* [Exercise details]
Copy out the data below as written; omit any images.

* [Records to use]
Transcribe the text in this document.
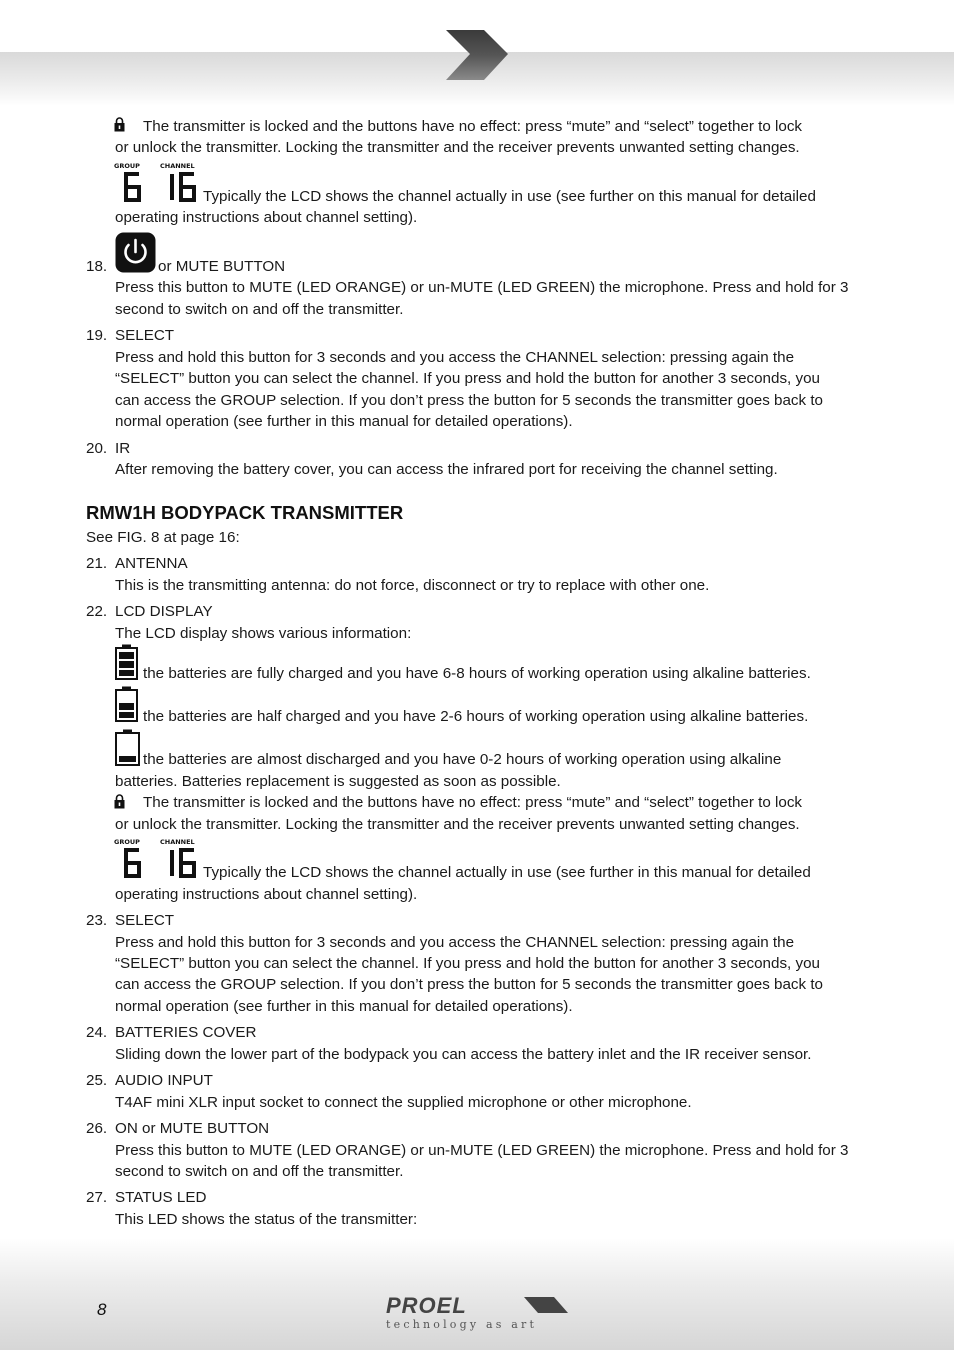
8	PROEL
technology as art
The transmitter is locked and the buttons have no effect: press “mute” and “select” together to lock
or unlock the transmitter. Locking the transmitter and the receiver prevents unwanted setting changes.
GROUP	CHANNEL
Typically the LCD shows the channel actually in use (see further on this manual for detailed
operating instructions about channel setting).
18.	or MUTE BUTTON
Press this button to MUTE (LED ORANGE) or un-MUTE (LED GREEN) the microphone. Press and hold for 3
second to switch on and off the transmitter.
19. SELECT
Press and hold this button for 3 seconds and you access the CHANNEL selection: pressing again the
“SELECT” button you can select the channel. If you press and hold the button for another 3 seconds, you
can access the GROUP selection. If you don’t press the button for 5 seconds the transmitter goes back to
normal operation (see further in this manual for detailed operations).
20. IR
After removing the battery cover, you can access the infrared port for receiving the channel setting.
RMW1H BODYPACK TRANSMITTER
See FIG. 8 at page 16:
21. ANTENNA
This is the transmitting antenna: do not force, disconnect or try to replace with other one.
22. LCD DISPLAY
The LCD display shows various information:
the batteries are fully charged and you have 6-8 hours of working operation using alkaline batteries.
the batteries are half charged and you have 2-6 hours of working operation using alkaline batteries.
the batteries are almost discharged and you have 0-2 hours of working operation using alkaline
batteries. Batteries replacement is suggested as soon as possible.
The transmitter is locked and the buttons have no effect: press “mute” and “select” together to lock
or unlock the transmitter. Locking the transmitter and the receiver prevents unwanted setting changes.
GROUP	CHANNEL
Typically the LCD shows the channel actually in use (see further in this manual for detailed
operating instructions about channel setting).
23. SELECT
Press and hold this button for 3 seconds and you access the CHANNEL selection: pressing again the
“SELECT” button you can select the channel. If you press and hold the button for another 3 seconds, you
can access the GROUP selection. If you don’t press the button for 5 seconds the transmitter goes back to
normal operation (see further in this manual for detailed operations).
24. BATTERIES COVER
Sliding down the lower part of the bodypack you can access the battery inlet and the IR receiver sensor.
25. AUDIO INPUT
T4AF mini XLR input socket to connect the supplied microphone or other microphone.
26. ON or MUTE BUTTON
Press this button to MUTE (LED ORANGE) or un-MUTE (LED GREEN) the microphone. Press and hold for 3
second to switch on and off the transmitter.
27. STATUS LED
This LED shows the status of the transmitter:
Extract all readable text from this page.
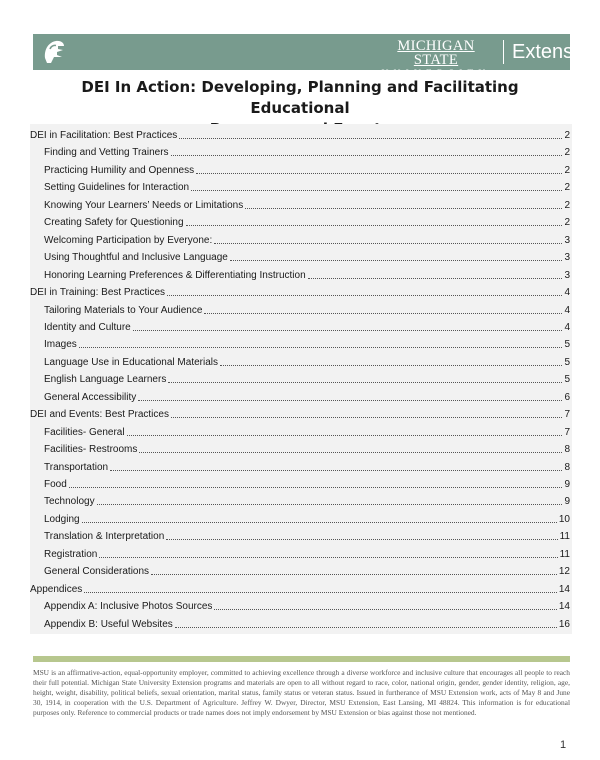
MICHIGAN STATE
UNIVERSITY
Extension
DEI In Action: Developing, Planning and Facilitating Educational
DEI in Facilitation: Best Practices	2
Finding and Vetting Trainers	2
Practicing Humility and Openness	2
Setting Guidelines for Interaction	2
Knowing Your Learners’ Needs or Limitations	2
Creating Safety for Questioning	2
Welcoming Participation by Everyone:	3
Using Thoughtful and Inclusive Language	3
Honoring Learning Preferences & Differentiating Instruction	3
DEI in Training: Best Practices	4
Tailoring Materials to Your Audience	4
Identity and Culture	4
Images	5
Language Use in Educational Materials	5
English Language Learners	5
General Accessibility	6
DEI and Events: Best Practices	7
Facilities- General	7
Facilities- Restrooms	8
Transportation	8
Food	9
Technology	9
Lodging	10
Translation & Interpretation	11
Registration	11
General Considerations	12
Appendices	14
Appendix A: Inclusive Photos Sources	14
Appendix B: Useful Websites	16
MSU is an affirmative-action, equal-opportunity employer, committed to achieving excellence through a diverse workforce and inclusive culture that encourages all people to reach their full potential. Michigan State University Extension programs and materials are open to all without regard to race, color, national origin, gender, gender identity, religion, age, height, weight, disability, political beliefs, sexual orientation, marital status, family status or veteran status. Issued in furtherance of MSU Extension work, acts of May 8 and June 30, 1914, in cooperation with the U.S. Department of Agriculture. Jeffrey W. Dwyer, Director, MSU Extension, East Lansing, MI 48824. This information is for educational purposes only. Reference to commercial products or trade names does not imply endorsement by MSU Extension or bias against those not mentioned.
1
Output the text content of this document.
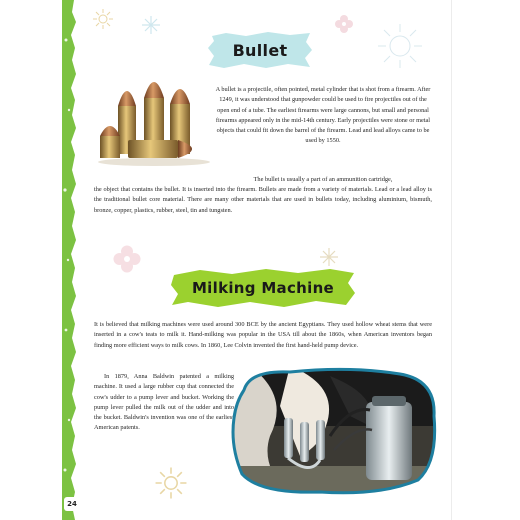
Bullet

A bullet is a projectile, often pointed, metal cylinder that is shot from a firearm. After 1249, it was understood that gunpowder could be used to fire projectiles out of the open end of a tube. The earliest firearms were large cannons, but small and personal firearms appeared only in the mid-14th century. Early projectiles were stone or metal objects that could fit down the barrel of the firearm. Lead and lead alloys came to be used by 1550.

The bullet is usually a part of an ammunition cartridge,

the object that contains the bullet. It is inserted into the firearm. Bullets are made from a variety of materials. Lead or a lead alloy is the traditional bullet core material. There are many other materials that are used in bullets today, including aluminium, bismuth, bronze, copper, plastics, rubber, steel, tin and tungsten.

Milking Machine

It is believed that milking machines were used around 300 BCE by the ancient Egyptians. They used hollow wheat stems that were inserted in a cow's teats to milk it. Hand-milking was popular in the USA till about the 1860s, when American inventors began finding more efficient ways to milk cows. In 1860, Lee Colvin invented the first hand-held pump device.

In 1879, Anna Baldwin patented a milking machine. It used a large rubber cup that connected the cow's udder to a pump lever and bucket. Working the pump lever pulled the milk out of the udder and into the bucket. Baldwin's invention was one of the earliest American patents.

24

* [Solution for this problem]
Transcribe the text in this document.
8	PROEL
technology as art
The transmitter is locked and the buttons have no effect: press “mute” and “select” together to lock
or unlock the transmitter. Locking the transmitter and the receiver prevents unwanted setting changes.
GROUP	CHANNEL
Typically the LCD shows the channel actually in use (see further on this manual for detailed
operating instructions about channel setting).
18.	or MUTE BUTTON
Press this button to MUTE (LED ORANGE) or un-MUTE (LED GREEN) the microphone. Press and hold for 3
second to switch on and off the transmitter.
19. SELECT
Press and hold this button for 3 seconds and you access the CHANNEL selection: pressing again the
“SELECT” button you can select the channel. If you press and hold the button for another 3 seconds, you
can access the GROUP selection. If you don’t press the button for 5 seconds the transmitter goes back to
normal operation (see further in this manual for detailed operations).
20. IR
After removing the battery cover, you can access the infrared port for receiving the channel setting.
RMW1H BODYPACK TRANSMITTER
See FIG. 8 at page 16:
21. ANTENNA
This is the transmitting antenna: do not force, disconnect or try to replace with other one.
22. LCD DISPLAY
The LCD display shows various information:
the batteries are fully charged and you have 6-8 hours of working operation using alkaline batteries.
the batteries are half charged and you have 2-6 hours of working operation using alkaline batteries.
the batteries are almost discharged and you have 0-2 hours of working operation using alkaline
batteries. Batteries replacement is suggested as soon as possible.
The transmitter is locked and the buttons have no effect: press “mute” and “select” together to lock
or unlock the transmitter. Locking the transmitter and the receiver prevents unwanted setting changes.
GROUP	CHANNEL
Typically the LCD shows the channel actually in use (see further in this manual for detailed
operating instructions about channel setting).
23. SELECT
Press and hold this button for 3 seconds and you access the CHANNEL selection: pressing again the
“SELECT” button you can select the channel. If you press and hold the button for another 3 seconds, you
can access the GROUP selection. If you don’t press the button for 5 seconds the transmitter goes back to
normal operation (see further in this manual for detailed operations).
24. BATTERIES COVER
Sliding down the lower part of the bodypack you can access the battery inlet and the IR receiver sensor.
25. AUDIO INPUT
T4AF mini XLR input socket to connect the supplied microphone or other microphone.
26. ON or MUTE BUTTON
Press this button to MUTE (LED ORANGE) or un-MUTE (LED GREEN) the microphone. Press and hold for 3
second to switch on and off the transmitter.
27. STATUS LED
This LED shows the status of the transmitter:
Extract all readable text from this page.
MICHIGAN STATE
UNIVERSITY
Extension
DEI In Action: Developing, Planning and Facilitating Educational
DEI in Facilitation: Best Practices	2
Finding and Vetting Trainers	2
Practicing Humility and Openness	2
Setting Guidelines for Interaction	2
Knowing Your Learners’ Needs or Limitations	2
Creating Safety for Questioning	2
Welcoming Participation by Everyone:	3
Using Thoughtful and Inclusive Language	3
Honoring Learning Preferences & Differentiating Instruction	3
DEI in Training: Best Practices	4
Tailoring Materials to Your Audience	4
Identity and Culture	4
Images	5
Language Use in Educational Materials	5
English Language Learners	5
General Accessibility	6
DEI and Events: Best Practices	7
Facilities- General	7
Facilities- Restrooms	8
Transportation	8
Food	9
Technology	9
Lodging	10
Translation & Interpretation	11
Registration	11
General Considerations	12
Appendices	14
Appendix A: Inclusive Photos Sources	14
Appendix B: Useful Websites	16
MSU is an affirmative-action, equal-opportunity employer, committed to achieving excellence through a diverse workforce and inclusive culture that encourages all people to reach their full potential. Michigan State University Extension programs and materials are open to all without regard to race, color, national origin, gender, gender identity, religion, age, height, weight, disability, political beliefs, sexual orientation, marital status, family status or veteran status. Issued in furtherance of MSU Extension work, acts of May 8 and June 30, 1914, in cooperation with the U.S. Department of Agriculture. Jeffrey W. Dwyer, Director, MSU Extension, East Lansing, MI 48824. This information is for educational purposes only. Reference to commercial products or trade names does not imply endorsement by MSU Extension or bias against those not mentioned.
1
Output the text content of this document.
Bullet

A bullet is a projectile, often pointed, metal cylinder that is shot from a firearm. After 1249, it was understood that gunpowder could be used to fire projectiles out of the open end of a tube. The earliest firearms were large cannons, but small and personal firearms appeared only in the mid-14th century. Early projectiles were stone or metal objects that could fit down the barrel of the firearm. Lead and lead alloys came to be used by 1550.

The bullet is usually a part of an ammunition cartridge,

the object that contains the bullet. It is inserted into the firearm. Bullets are made from a variety of materials. Lead or a lead alloy is the traditional bullet core material. There are many other materials that are used in bullets today, including aluminium, bismuth, bronze, copper, plastics, rubber, steel, tin and tungsten.

Milking Machine

It is believed that milking machines were used around 300 BCE by the ancient Egyptians. They used hollow wheat stems that were inserted in a cow's teats to milk it. Hand-milking was popular in the USA till about the 1860s, when American inventors began finding more efficient ways to milk cows. In 1860, Lee Colvin invented the first hand-held pump device.

In 1879, Anna Baldwin patented a milking machine. It used a large rubber cup that connected the cow's udder to a pump lever and bucket. Working the pump lever pulled the milk out of the udder and into the bucket. Baldwin's invention was one of the earliest American patents.

24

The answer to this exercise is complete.